═════ Extracted entries ═════

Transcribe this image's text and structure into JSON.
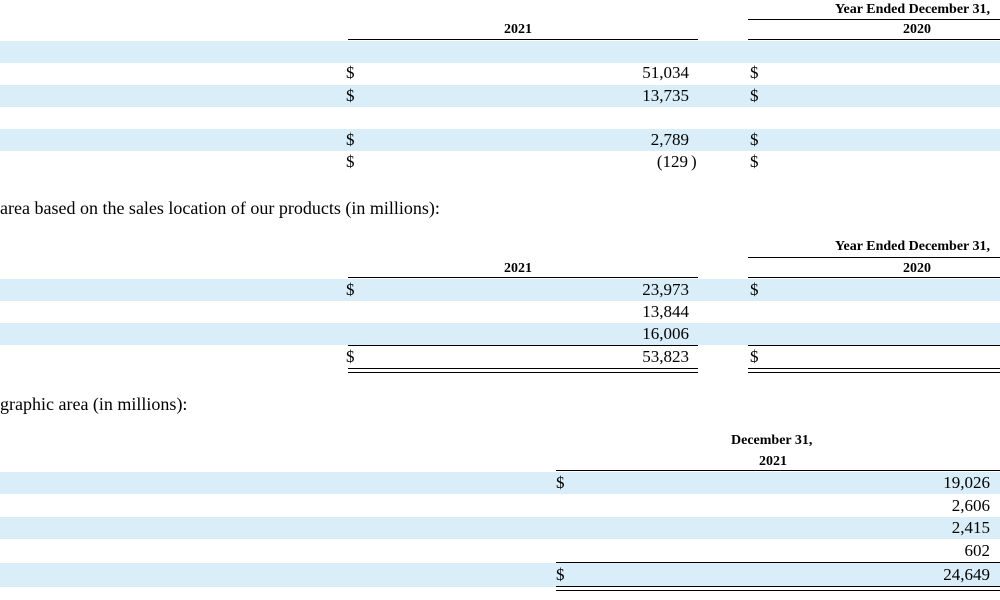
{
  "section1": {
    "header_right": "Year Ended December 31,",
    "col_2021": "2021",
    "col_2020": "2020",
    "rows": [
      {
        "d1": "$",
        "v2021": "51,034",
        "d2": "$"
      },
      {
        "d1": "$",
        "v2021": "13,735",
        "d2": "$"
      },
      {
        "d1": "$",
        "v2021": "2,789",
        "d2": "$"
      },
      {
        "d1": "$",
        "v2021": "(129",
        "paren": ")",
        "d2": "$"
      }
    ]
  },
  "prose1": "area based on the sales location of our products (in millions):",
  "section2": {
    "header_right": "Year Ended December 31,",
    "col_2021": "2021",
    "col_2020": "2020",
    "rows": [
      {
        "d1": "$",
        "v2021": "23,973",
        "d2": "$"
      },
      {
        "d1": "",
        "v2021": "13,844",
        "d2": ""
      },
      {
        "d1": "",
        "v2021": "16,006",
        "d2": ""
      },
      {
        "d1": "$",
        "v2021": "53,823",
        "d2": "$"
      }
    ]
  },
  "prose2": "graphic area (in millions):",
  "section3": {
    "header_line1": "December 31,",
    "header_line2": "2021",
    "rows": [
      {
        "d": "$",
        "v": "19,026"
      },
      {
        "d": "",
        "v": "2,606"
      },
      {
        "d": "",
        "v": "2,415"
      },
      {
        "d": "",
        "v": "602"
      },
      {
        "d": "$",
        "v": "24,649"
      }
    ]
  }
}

═════

= What the exercise asks =
Filter the listing for the word "area" and copy every line that holds it.

= Answer to this problem =
  "prose1": "area based on the sales location of our products (in millions):",
  "prose2": "graphic area (in millions):",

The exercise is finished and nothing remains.